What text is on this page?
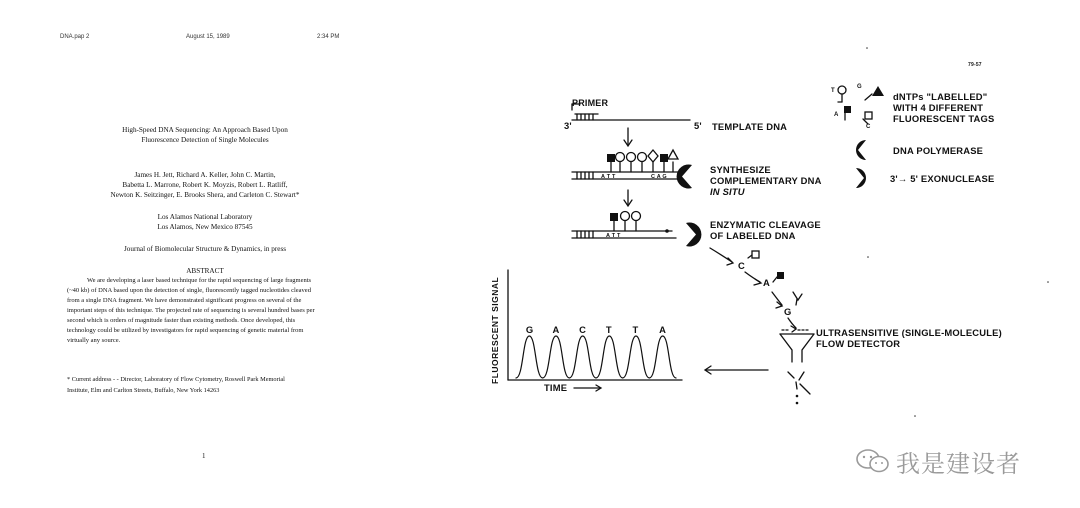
DNA.pap 2	August 15, 1989	2:34 PM
High-Speed DNA Sequencing: An Approach Based Upon
Fluorescence Detection of Single Molecules
James H. Jett, Richard A. Keller, John C. Martin,
Babetta L. Marrone, Robert K. Moyzis, Robert L. Ratliff,
Newton K. Seitzinger, E. Brooks Shera, and Carleton C. Stewart*
Los Alamos National Laboratory
Los Alamos, New Mexico 87545
Journal of Biomolecular Structure & Dynamics, in press
ABSTRACT

We are developing a laser based technique for the rapid sequencing of large fragments

(~40 kb) of DNA based upon the detection of single, fluorescently tagged nucleotides cleaved
from a single DNA fragment. We have demonstrated significant progress on several of the
important steps of this technique. The projected rate of sequencing is several hundred bases per
second which is orders of magnitude faster than existing methods. Once developed, this
technology could be utilized by investigators for rapid sequencing of genetic material from
virtually any source.
* Current address - - Director, Laboratory of Flow Cytometry, Roswell Park Memorial
Institute, Elm and Carlton Streets, Buffalo, New York 14263
1
PRIMER
3'	5' TEMPLATE DNA
A T T	C A G
SYNTHESIZE
COMPLEMENTARY DNA
IN SITU
A T T
ENZYMATIC CLEAVAGE
OF LABELED DNA
C
A
G
ULTRASENSITIVE (SINGLE-MOLECULE)
FLOW DETECTOR
FLUORESCENT SIGNAL
TIME
G A C T T A
T
G
A
C
dNTPs "LABELLED"
WITH 4 DIFFERENT
FLUORESCENT TAGS
DNA POLYMERASE
3'→ 5' EXONUCLEASE
79-57
我是建设者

──────────────────────────────

* _Problem details_: Of the lines above, how many hold the string "technique"? Answer with only the number.

* _Solution to the exercise_: 2